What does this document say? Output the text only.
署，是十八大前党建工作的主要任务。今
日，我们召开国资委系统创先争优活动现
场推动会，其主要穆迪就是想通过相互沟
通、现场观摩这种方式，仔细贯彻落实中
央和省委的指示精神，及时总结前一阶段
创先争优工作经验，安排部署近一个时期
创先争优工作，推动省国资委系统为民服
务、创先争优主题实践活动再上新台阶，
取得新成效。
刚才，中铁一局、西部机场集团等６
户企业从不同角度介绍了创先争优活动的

....

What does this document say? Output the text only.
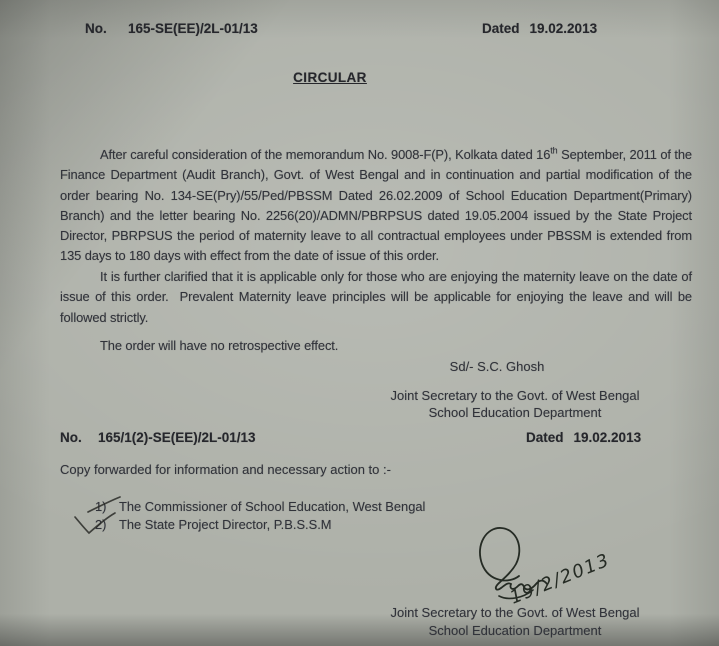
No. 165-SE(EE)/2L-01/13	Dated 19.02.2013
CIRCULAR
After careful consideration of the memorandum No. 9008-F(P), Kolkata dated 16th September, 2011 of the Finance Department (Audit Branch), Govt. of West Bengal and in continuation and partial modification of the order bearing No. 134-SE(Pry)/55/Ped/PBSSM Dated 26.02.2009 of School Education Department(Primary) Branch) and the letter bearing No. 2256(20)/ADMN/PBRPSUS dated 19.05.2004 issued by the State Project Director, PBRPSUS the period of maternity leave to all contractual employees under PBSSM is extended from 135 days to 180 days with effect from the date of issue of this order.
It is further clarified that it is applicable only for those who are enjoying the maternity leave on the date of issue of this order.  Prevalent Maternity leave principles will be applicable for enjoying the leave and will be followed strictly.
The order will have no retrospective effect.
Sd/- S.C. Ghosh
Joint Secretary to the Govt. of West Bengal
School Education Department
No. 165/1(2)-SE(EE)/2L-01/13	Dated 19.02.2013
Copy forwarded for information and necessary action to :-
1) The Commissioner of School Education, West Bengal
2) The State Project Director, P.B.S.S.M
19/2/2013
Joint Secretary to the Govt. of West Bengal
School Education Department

....

• Stated task:
Every line that holds the word "West" should be extracted.

• Solution:
After careful consideration of the memorandum No. 9008-F(P), Kolkata dated 16th September, 2011 of the Finance Department (Audit Branch), Govt. of West Bengal and in continuation and partial modification of the order bearing No. 134-SE(Pry)/55/Ped/PBSSM Dated 26.02.2009 of School Education Department(Primary) Branch) and the letter bearing No. 2256(20)/ADMN/PBRPSUS dated 19.05.2004 issued by the State Project Director, PBRPSUS the period of maternity leave to all contractual employees under PBSSM is extended from 135 days to 180 days with effect from the date of issue of this order.
Joint Secretary to the Govt. of West Bengal
1) The Commissioner of School Education, West Bengal
Joint Secretary to the Govt. of West Bengal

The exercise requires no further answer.